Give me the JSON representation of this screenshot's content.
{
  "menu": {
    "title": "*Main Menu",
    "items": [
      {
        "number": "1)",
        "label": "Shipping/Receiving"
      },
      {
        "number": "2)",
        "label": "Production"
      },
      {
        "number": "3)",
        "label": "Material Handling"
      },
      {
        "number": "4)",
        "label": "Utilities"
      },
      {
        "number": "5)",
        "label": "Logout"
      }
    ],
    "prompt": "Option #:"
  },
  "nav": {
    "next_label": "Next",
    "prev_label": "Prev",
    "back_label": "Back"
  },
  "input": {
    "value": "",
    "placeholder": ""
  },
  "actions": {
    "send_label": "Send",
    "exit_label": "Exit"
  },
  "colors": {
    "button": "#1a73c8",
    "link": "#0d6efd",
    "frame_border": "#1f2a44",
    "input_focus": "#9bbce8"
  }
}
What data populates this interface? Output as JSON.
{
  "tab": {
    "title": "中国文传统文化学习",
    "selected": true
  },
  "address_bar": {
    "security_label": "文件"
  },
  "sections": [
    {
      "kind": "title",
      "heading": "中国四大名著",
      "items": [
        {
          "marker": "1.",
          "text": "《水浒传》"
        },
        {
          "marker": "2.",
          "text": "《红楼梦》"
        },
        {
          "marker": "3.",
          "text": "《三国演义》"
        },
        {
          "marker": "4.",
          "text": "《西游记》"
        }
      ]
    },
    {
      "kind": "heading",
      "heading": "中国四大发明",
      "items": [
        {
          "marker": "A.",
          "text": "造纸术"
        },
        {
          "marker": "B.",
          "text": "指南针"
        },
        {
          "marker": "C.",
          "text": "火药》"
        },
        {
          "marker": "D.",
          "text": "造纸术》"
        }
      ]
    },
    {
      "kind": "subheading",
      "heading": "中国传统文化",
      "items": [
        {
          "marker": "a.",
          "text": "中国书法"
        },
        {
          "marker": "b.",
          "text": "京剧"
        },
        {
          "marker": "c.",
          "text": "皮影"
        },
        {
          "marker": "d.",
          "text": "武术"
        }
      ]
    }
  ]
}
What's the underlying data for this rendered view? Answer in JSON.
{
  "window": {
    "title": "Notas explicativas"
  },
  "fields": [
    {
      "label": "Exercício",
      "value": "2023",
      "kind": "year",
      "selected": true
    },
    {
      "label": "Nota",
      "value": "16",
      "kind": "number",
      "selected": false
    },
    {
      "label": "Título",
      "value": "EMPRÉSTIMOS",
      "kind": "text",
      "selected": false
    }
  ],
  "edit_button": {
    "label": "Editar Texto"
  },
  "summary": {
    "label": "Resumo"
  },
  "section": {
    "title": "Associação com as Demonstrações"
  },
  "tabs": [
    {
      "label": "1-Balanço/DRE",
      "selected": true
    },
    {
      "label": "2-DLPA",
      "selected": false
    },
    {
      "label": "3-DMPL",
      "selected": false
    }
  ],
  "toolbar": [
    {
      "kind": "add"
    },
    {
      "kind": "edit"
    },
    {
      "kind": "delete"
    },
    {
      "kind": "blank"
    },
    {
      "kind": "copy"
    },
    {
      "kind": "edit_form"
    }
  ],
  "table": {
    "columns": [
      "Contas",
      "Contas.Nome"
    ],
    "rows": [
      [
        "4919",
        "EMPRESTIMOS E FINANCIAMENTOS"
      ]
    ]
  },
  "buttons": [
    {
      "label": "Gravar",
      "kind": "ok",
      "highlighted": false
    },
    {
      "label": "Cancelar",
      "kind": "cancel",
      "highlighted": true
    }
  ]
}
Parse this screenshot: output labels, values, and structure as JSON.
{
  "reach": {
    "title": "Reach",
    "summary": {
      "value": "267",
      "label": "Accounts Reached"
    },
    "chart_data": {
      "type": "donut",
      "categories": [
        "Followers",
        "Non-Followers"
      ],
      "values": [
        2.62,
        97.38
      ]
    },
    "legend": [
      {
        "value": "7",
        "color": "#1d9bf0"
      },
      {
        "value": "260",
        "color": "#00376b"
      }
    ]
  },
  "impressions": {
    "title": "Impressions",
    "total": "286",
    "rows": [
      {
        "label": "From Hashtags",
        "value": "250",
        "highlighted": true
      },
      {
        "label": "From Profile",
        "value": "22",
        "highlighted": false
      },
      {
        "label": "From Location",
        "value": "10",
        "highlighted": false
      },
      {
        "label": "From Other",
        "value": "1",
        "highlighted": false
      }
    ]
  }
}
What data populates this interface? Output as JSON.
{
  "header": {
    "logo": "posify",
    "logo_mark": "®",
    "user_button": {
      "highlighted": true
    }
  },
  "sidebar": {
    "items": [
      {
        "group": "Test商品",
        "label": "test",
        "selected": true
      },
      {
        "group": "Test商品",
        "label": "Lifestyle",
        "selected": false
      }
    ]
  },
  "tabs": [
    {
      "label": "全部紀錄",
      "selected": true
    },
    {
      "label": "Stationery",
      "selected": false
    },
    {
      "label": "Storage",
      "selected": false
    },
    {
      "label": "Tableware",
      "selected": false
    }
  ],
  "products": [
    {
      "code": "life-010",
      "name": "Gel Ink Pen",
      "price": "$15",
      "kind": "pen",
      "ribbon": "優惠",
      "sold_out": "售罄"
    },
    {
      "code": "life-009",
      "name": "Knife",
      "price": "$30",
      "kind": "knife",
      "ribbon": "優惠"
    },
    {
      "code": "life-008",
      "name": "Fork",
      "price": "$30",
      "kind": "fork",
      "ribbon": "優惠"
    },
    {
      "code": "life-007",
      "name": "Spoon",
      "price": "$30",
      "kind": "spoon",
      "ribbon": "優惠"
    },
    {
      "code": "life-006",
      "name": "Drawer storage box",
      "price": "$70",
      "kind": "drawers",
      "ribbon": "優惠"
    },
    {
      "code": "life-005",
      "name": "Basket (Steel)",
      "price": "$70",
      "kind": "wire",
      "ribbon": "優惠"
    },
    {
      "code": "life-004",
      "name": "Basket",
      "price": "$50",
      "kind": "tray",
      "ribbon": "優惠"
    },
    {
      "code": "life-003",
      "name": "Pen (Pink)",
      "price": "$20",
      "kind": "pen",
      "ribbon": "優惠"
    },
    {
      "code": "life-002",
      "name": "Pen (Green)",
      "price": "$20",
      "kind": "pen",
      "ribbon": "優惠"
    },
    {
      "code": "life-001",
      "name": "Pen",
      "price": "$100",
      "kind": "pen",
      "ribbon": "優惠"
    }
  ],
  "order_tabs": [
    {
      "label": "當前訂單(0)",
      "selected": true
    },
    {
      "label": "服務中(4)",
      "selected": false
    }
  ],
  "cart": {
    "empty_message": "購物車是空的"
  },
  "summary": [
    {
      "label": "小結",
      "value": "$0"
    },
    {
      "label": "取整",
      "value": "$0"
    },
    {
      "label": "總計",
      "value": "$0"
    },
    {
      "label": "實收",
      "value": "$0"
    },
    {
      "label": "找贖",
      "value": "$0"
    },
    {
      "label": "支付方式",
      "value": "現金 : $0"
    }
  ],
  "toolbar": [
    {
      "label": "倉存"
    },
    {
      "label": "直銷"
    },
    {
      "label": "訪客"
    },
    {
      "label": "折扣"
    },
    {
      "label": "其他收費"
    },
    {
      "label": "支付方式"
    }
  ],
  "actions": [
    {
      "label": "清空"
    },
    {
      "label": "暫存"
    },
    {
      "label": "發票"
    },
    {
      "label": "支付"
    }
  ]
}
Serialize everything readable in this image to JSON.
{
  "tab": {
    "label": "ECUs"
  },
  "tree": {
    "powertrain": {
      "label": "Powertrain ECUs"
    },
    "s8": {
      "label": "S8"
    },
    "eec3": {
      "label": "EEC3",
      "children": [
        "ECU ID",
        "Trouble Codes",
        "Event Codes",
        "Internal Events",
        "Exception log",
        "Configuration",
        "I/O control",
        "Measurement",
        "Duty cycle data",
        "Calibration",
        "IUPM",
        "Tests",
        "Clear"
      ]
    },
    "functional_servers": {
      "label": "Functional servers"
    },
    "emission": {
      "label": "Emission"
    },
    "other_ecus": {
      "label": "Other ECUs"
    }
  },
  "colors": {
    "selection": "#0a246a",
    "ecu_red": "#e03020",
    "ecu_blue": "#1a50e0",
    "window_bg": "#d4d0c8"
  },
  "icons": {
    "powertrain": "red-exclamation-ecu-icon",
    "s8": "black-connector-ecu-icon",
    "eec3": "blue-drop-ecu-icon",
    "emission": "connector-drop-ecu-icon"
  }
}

_ _ _ _

### [Goal]
Reproduce the listing above exactly from the line containing "Serialize everything readable" through its last line, with both of those lines included.

### [Worked solution]
Serialize everything readable in this image to JSON.
{
  "tab": {
    "label": "ECUs"
  },
  "tree": {
    "powertrain": {
      "label": "Powertrain ECUs"
    },
    "s8": {
      "label": "S8"
    },
    "eec3": {
      "label": "EEC3",
      "children": [
        "ECU ID",
        "Trouble Codes",
        "Event Codes",
        "Internal Events",
        "Exception log",
        "Configuration",
        "I/O control",
        "Measurement",
        "Duty cycle data",
        "Calibration",
        "IUPM",
        "Tests",
        "Clear"
      ]
    },
    "functional_servers": {
      "label": "Functional servers"
    },
    "emission": {
      "label": "Emission"
    },
    "other_ecus": {
      "label": "Other ECUs"
    }
  },
  "colors": {
    "selection": "#0a246a",
    "ecu_red": "#e03020",
    "ecu_blue": "#1a50e0",
    "window_bg": "#d4d0c8"
  },
  "icons": {
    "powertrain": "red-exclamation-ecu-icon",
    "s8": "black-connector-ecu-icon",
    "eec3": "blue-drop-ecu-icon",
    "emission": "connector-drop-ecu-icon"
  }
}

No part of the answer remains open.